_SELECTED EXCERPT_.
---+---

Investigators are now preparing artists sketches of the bombers based on the witnesses descriptions. Police and local authorities have offered P100,000 reward for the arrest of the perpetrators.
Philippine National Police chief Director General Arturo Lomibao said initial findings showed that "it could probably be extortion."
Lomibao, who was here for a series of meetings with police officials in Southern Mindanao, personally assessed the investigation of Task Force Weena.
He said the New Peoples Army (NPA), which marked its 37th anniversary Wednesday, did not have a hand in the bombing of the Weena bus.
"It had nothing to do with the (37th) NPA anniversary," he said.
The Weena bus company, which plies the routes from Davao City to parts of Central Mindanao, has suffered similar attacks in the past years, largely blamed on extortion syndicates.
More than a dozen Weena buses have reportedly been bombed since 2003.

---+---

_GIVEN ENTRIES_.
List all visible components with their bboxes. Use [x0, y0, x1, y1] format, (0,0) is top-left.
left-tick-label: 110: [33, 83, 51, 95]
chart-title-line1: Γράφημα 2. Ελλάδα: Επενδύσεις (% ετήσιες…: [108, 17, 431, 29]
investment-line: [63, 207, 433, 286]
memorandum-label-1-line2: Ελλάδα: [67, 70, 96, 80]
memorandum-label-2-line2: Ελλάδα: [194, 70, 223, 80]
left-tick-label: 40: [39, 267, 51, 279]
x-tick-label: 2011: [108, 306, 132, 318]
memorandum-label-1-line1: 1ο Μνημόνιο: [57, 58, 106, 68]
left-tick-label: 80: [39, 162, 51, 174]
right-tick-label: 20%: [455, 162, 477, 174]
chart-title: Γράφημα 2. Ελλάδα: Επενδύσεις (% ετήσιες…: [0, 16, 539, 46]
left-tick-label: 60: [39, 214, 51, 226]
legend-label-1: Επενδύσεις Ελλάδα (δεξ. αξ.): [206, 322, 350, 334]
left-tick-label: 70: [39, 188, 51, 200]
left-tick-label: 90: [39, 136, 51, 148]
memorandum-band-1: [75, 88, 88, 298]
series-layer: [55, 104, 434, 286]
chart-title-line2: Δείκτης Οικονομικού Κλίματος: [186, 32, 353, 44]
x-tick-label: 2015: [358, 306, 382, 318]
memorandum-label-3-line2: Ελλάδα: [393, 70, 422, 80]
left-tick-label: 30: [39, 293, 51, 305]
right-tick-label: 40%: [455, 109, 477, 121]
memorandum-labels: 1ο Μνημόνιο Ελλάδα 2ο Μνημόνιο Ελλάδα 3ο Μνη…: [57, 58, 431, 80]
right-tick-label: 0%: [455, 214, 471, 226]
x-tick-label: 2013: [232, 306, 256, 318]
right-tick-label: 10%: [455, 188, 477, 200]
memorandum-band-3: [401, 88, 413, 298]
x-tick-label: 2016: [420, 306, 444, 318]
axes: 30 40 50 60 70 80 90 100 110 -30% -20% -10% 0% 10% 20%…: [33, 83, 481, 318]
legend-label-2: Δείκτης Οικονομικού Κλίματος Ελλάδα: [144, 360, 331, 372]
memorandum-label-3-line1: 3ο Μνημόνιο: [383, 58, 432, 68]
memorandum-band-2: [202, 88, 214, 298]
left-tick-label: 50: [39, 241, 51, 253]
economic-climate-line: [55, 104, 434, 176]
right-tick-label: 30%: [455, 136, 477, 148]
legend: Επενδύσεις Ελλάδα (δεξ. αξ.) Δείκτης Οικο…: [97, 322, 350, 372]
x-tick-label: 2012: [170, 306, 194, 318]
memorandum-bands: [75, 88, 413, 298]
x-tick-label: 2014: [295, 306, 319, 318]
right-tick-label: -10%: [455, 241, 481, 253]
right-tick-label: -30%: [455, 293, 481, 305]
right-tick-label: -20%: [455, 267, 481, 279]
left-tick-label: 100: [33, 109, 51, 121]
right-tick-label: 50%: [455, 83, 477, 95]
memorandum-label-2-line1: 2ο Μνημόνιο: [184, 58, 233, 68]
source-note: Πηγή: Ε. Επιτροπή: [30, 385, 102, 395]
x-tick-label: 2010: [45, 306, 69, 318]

---+---

_THINGS TO DO_.
[A] Answer these questions from the bus bombing report:
(i) How much reward have police and local authorities offered for the arrest of the perpetrators?
(ii) Which anniversary did the New Peoples Army mark on Wednesday?
(iii) Since what year have more than a dozen Weena buses reportedly been bombed?
[B] Please reproduce the bus bombing report word for word, from "Investigators are now" to "the Weena bus.".
Rely only on the bus bombing report, not on the entries.

_COMPLETE ANSWERS_.
[A]
(i) P100,000
(ii) Its 37th anniversary
(iii) 2003

[B]
Investigators are now preparing artists sketches of the bombers based on the witnesses descriptions. Police and local authorities have offered P100,000 reward for the arrest of the perpetrators.
Philippine National Police chief Director General Arturo Lomibao said initial findings showed that "it could probably be extortion."
Lomibao, who was here for a series of meetings with police officials in Southern Mindanao, personally assessed the investigation of Task Force Weena.
He said the New Peoples Army (NPA), which marked its 37th anniversary Wednesday, did not have a hand in the bombing of the Weena bus.